◆ Extracted entries:
----------------------------------------
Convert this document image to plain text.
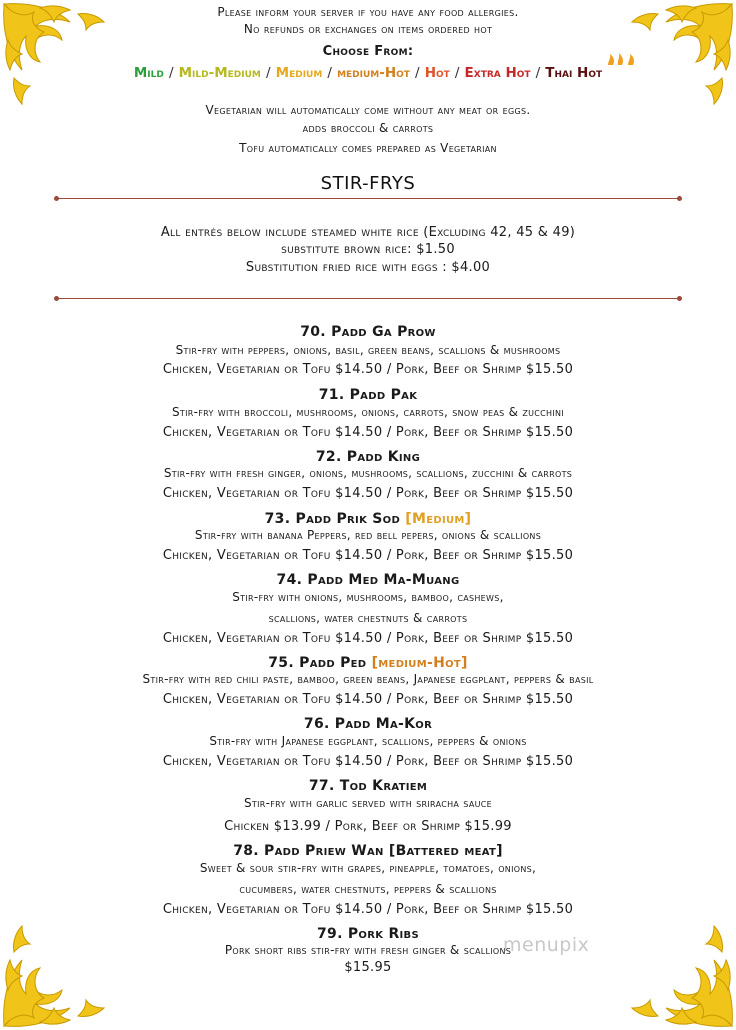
Please inform your server if you have any food allergies.
No refunds or exchanges on items ordered hot
Choose From:
Mild / Mild-Medium / Medium / medium-Hot / Hot / Extra Hot / Thai Hot
Vegetarian will automatically come without any meat or eggs.
adds broccoli & carrots
Tofu automatically comes prepared as Vegetarian
STIR-FRYS
All entrés below include steamed white rice (Excluding 42, 45 & 49)
substitute brown rice: $1.50
Substitution fried rice with eggs : $4.00
70. Padd Ga Prow
Stir-fry with peppers, onions, basil, green beans, scallions & mushrooms
Chicken, Vegetarian or Tofu $14.50 / Pork, Beef or Shrimp $15.50
71. Padd Pak
Stir-fry with broccoli, mushrooms, onions, carrots, snow peas & zucchini
Chicken, Vegetarian or Tofu $14.50 / Pork, Beef or Shrimp $15.50
72. Padd King
Stir-fry with fresh ginger, onions, mushrooms, scallions, zucchini & carrots
Chicken, Vegetarian or Tofu $14.50 / Pork, Beef or Shrimp $15.50
73. Padd Prik Sod [Medium]
Stir-fry with banana Peppers, red bell pepers, onions & scallions
Chicken, Vegetarian or Tofu $14.50 / Pork, Beef or Shrimp $15.50
74. Padd Med Ma-Muang
Stir-fry with onions, mushrooms, bamboo, cashews,
scallions, water chestnuts & carrots
Chicken, Vegetarian or Tofu $14.50 / Pork, Beef or Shrimp $15.50
75. Padd Ped [medium-Hot]
Stir-fry with red chili paste, bamboo, green beans, Japanese eggplant, peppers & basil
Chicken, Vegetarian or Tofu $14.50 / Pork, Beef or Shrimp $15.50
76. Padd Ma-Kor
Stir-fry with Japanese eggplant, scallions, peppers & onions
Chicken, Vegetarian or Tofu $14.50 / Pork, Beef or Shrimp $15.50
77. Tod Kratiem
Stir-fry with garlic served with sriracha sauce
Chicken $13.99 / Pork, Beef or Shrimp $15.99
78. Padd Priew Wan [Battered meat]
Sweet & sour stir-fry with grapes, pineapple, tomatoes, onions,
cucumbers, water chestnuts, peppers & scallions
Chicken, Vegetarian or Tofu $14.50 / Pork, Beef or Shrimp $15.50
79. Pork Ribs
Pork short ribs stir-fry with fresh ginger & scallions
$15.95
menupix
----------------------------------------
◆ Set exercise: Show every line from the listing above in which the string "carrots" appears.

◆ Output of the exercise:
adds broccoli & carrots
Stir-fry with broccoli, mushrooms, onions, carrots, snow peas & zucchini
Stir-fry with fresh ginger, onions, mushrooms, scallions, zucchini & carrots
scallions, water chestnuts & carrots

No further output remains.